# start of Passage provided

Updated: May 12, 2020

This Day in History April 18, 1906: The San Francisco Earthquake


At 5:12 in the morning on April 18, 1906, San Francisco began to rumble and shake in a massive earthquake. The bustling urban center suffered major damage as the unreinforced brick commercial buildings crumbled and collapsed, and the wooden residential buildings buckled and splintered. Soon fires broke out and engulfed the city. They burned for three days and left around a quarter of the city in rubble and ash. About 3,000 people died.



The quake measured near 8.0 on the Richter Scale, and came with multiple aftershocks, including one that threw a four-year-old Ansel Adams face first into a brick wall. It broke his nose. The crooked bridge would remain a prominent feature for the rest of his life, echoing the jagged crags and meandering rivers he loved to photograph.



Above The Tetons and the Snake River by Ansel Adams. Right a portrait of Adams by Richard Byrd in 1972.

# end of Passage provided

Objective: Does each statement below agree with the passage on the 1906 San Francisco earthquake? Answer yes or no for each and quote the words from the passage that decide it. 1. The fires that followed the quake burned for three days. 2. The earthquake struck in the evening. 3. Ansel Adams was four years old when an aftershock broke his nose.

# start of Given data

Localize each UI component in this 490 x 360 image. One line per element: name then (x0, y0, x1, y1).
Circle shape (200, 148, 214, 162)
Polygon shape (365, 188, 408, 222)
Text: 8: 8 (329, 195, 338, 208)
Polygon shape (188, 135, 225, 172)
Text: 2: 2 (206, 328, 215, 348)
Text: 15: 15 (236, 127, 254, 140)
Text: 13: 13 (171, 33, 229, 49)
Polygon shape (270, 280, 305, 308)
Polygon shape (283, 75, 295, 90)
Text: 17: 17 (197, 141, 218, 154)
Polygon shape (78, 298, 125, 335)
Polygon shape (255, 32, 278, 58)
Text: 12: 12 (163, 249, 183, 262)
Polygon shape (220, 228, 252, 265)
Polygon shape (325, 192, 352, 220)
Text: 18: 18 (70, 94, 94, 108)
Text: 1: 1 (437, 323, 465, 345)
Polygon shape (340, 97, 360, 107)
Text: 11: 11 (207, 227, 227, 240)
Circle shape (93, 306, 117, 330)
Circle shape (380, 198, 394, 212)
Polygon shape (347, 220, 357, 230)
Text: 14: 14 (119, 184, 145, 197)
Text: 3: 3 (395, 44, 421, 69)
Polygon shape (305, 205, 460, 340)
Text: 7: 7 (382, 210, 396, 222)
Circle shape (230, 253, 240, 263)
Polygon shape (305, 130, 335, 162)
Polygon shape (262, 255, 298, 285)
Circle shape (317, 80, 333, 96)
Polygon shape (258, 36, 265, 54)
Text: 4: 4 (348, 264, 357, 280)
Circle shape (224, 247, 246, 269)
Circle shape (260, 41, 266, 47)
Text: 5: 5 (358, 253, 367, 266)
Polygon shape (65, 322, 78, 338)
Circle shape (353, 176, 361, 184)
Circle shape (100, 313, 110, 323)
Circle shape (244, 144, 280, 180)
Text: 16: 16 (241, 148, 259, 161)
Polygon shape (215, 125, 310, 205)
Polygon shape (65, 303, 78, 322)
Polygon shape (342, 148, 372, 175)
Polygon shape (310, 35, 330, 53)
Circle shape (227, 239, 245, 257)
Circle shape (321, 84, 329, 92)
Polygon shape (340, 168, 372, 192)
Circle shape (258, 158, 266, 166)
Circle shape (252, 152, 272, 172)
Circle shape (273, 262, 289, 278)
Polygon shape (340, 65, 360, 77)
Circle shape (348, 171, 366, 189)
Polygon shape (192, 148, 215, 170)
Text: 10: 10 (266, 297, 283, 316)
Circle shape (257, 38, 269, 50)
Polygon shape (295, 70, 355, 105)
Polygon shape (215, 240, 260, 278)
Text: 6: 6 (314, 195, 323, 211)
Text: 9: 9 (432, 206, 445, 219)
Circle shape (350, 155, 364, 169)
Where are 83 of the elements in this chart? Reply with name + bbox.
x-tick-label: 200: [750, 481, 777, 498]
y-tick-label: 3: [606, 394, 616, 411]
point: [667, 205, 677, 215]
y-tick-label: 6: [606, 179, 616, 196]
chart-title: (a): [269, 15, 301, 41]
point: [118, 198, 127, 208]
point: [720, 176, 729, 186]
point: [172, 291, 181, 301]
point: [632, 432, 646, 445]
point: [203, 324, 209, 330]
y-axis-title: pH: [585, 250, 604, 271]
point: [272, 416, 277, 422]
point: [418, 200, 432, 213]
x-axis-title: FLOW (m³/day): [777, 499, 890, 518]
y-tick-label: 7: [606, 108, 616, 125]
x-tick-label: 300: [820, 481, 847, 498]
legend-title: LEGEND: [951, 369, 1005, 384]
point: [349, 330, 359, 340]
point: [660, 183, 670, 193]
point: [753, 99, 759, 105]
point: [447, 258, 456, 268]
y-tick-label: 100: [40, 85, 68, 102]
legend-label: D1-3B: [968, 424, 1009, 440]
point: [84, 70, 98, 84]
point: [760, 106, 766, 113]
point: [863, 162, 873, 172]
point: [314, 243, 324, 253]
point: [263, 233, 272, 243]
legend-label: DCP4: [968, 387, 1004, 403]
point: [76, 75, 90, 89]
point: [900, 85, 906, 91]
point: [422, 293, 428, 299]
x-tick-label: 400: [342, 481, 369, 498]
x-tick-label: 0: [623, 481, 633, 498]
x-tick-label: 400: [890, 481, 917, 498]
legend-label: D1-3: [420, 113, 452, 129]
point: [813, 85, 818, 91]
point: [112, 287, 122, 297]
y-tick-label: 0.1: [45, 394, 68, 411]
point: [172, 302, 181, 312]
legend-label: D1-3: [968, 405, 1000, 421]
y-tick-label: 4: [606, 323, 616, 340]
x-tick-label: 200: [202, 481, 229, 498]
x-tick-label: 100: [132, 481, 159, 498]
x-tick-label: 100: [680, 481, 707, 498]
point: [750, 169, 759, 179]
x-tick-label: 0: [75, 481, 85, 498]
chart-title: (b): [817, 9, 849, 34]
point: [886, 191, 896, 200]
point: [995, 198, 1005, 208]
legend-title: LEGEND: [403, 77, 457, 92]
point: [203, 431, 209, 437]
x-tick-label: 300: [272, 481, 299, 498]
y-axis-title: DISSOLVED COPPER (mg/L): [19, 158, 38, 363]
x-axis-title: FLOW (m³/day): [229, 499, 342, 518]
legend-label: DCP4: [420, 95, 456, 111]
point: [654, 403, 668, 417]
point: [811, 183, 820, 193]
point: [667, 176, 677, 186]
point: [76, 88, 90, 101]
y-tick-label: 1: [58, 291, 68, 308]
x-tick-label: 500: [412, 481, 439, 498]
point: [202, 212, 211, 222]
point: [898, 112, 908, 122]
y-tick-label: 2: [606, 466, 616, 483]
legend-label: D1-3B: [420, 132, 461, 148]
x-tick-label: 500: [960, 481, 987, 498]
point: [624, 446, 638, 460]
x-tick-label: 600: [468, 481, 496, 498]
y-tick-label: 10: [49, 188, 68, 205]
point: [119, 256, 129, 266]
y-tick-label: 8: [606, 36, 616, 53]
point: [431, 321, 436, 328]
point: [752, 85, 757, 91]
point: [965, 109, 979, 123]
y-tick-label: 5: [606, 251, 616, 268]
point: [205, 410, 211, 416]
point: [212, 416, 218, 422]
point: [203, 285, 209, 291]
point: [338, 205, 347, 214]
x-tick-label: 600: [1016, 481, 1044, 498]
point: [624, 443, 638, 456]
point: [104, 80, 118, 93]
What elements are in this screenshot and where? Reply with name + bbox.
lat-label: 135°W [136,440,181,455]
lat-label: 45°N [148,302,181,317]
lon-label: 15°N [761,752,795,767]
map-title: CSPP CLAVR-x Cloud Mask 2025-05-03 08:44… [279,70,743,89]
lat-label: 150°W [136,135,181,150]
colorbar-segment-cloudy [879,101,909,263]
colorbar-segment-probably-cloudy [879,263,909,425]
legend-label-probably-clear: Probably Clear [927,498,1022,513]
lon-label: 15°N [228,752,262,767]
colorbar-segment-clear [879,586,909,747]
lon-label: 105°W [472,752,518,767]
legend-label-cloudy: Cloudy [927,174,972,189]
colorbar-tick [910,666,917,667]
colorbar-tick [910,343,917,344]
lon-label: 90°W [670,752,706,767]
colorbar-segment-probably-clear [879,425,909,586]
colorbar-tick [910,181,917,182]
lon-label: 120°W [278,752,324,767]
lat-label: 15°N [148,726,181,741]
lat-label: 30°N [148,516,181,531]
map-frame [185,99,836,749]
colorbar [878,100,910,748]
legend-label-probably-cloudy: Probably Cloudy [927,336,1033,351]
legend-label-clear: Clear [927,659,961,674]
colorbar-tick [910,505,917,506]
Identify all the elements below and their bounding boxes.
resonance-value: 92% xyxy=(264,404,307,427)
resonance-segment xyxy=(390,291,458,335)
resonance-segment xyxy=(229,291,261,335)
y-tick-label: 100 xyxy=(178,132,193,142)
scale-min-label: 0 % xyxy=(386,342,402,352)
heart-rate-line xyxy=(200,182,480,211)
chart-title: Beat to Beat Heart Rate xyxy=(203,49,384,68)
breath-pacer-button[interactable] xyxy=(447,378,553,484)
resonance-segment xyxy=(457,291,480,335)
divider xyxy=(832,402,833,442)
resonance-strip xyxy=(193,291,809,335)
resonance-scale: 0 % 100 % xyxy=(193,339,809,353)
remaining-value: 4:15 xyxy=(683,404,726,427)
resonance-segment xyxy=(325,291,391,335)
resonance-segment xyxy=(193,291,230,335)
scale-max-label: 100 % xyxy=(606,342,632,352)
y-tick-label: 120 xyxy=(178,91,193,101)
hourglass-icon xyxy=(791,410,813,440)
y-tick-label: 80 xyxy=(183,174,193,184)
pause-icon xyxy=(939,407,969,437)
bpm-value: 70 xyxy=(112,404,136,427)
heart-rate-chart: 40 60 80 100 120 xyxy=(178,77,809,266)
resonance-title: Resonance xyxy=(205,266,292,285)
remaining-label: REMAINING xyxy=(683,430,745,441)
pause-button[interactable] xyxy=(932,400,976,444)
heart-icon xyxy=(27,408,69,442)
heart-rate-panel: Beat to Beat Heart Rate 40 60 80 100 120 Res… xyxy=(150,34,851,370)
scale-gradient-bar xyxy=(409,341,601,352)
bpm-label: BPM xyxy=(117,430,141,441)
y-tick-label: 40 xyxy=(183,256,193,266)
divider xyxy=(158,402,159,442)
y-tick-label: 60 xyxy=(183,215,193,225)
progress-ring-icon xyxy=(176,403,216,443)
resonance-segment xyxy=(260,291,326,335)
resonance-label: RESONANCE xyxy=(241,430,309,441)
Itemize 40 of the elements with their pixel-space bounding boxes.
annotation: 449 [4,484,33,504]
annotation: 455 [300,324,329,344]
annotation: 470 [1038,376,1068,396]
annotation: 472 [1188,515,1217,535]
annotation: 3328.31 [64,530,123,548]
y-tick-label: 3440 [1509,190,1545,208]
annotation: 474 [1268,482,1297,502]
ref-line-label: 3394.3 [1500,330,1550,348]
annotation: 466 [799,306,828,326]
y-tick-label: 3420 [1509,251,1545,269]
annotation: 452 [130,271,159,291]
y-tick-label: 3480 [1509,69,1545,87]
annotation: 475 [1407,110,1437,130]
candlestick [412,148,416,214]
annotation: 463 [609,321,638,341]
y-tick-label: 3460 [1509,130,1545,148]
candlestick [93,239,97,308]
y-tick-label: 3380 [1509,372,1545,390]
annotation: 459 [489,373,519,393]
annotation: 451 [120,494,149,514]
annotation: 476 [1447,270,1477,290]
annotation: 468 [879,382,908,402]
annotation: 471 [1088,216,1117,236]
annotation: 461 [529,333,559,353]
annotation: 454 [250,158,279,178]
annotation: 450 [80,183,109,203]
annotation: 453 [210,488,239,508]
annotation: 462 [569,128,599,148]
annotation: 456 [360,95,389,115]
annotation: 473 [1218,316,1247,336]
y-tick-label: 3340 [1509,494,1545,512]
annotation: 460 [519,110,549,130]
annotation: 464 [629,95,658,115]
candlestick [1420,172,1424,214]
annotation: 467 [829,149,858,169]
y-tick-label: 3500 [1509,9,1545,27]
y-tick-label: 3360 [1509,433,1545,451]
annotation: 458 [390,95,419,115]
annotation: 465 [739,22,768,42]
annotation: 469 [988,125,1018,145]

# end of Given data

Answer below:
1. Yes: "They burned for three days"
2. No: "At 5:12 in the morning on April 18, 1906"
3. Yes: "including one that threw a four-year-old Ansel Adams face first into a brick wall. It broke his nose."